Report each line of the data that has "EMPOLYEE" somewhere in it.

===============

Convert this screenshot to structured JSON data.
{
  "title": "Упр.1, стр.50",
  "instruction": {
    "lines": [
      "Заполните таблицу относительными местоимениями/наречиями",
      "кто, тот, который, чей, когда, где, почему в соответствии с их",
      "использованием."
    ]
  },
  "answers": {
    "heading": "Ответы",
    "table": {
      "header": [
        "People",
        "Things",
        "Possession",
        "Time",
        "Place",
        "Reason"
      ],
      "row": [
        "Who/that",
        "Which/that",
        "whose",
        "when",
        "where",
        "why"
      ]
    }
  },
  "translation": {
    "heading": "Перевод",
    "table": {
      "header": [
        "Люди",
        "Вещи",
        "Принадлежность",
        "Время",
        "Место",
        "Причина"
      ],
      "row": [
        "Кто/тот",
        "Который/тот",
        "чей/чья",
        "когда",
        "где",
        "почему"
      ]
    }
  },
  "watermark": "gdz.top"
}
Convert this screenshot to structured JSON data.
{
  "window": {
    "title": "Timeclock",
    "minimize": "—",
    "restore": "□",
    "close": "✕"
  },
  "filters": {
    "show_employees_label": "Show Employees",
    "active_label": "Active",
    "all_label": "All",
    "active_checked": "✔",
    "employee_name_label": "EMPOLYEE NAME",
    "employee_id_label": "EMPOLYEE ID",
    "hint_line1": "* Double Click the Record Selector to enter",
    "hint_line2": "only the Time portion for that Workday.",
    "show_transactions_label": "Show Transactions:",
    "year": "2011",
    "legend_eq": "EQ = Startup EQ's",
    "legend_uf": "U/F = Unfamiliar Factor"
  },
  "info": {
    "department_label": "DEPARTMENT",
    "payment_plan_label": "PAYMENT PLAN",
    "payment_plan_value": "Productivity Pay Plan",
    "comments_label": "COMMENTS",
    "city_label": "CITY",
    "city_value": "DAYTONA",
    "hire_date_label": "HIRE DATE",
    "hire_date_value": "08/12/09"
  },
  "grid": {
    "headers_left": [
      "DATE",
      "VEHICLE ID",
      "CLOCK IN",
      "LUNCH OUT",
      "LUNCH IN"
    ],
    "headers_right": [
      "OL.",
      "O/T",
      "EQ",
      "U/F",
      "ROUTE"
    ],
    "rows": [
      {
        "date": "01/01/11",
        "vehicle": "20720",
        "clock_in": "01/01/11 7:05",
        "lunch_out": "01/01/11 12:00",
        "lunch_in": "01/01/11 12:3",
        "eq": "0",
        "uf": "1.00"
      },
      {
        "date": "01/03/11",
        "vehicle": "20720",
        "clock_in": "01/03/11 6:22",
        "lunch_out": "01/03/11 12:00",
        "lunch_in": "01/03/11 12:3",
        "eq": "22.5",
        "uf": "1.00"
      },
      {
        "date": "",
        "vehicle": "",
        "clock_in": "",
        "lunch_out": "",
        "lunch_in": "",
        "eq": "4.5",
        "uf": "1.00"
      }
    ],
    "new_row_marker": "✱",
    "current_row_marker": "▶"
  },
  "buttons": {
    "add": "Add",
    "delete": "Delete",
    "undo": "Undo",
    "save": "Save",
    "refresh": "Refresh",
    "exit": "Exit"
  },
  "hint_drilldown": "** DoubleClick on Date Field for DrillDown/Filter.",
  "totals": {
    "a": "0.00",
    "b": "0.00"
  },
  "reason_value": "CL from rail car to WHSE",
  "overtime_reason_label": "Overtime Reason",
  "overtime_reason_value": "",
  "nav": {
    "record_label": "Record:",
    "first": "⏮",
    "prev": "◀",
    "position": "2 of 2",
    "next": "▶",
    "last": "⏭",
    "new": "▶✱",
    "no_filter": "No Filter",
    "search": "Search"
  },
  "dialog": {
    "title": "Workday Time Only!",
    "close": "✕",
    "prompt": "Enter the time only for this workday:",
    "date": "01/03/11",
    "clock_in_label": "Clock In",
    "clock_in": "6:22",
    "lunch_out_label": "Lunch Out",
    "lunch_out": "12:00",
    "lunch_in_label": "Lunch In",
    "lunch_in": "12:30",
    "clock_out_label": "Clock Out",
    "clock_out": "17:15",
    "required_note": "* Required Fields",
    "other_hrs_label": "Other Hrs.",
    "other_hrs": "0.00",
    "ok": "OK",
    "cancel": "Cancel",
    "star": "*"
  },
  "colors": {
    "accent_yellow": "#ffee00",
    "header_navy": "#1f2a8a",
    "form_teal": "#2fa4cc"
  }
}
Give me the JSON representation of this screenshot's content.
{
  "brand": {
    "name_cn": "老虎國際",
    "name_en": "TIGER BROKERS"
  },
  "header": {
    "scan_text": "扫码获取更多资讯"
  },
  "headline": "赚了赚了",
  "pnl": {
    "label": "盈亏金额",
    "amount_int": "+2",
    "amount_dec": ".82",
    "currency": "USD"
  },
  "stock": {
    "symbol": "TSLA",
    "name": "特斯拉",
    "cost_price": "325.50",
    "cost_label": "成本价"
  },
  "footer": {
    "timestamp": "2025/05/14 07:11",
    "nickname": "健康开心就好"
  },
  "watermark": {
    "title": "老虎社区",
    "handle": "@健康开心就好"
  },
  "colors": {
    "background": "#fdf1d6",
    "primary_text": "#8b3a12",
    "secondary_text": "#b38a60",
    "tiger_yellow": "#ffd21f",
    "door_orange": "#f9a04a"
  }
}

===============

_Exercise output_
    "employee_name_label": "EMPOLYEE NAME",
    "employee_id_label": "EMPOLYEE ID",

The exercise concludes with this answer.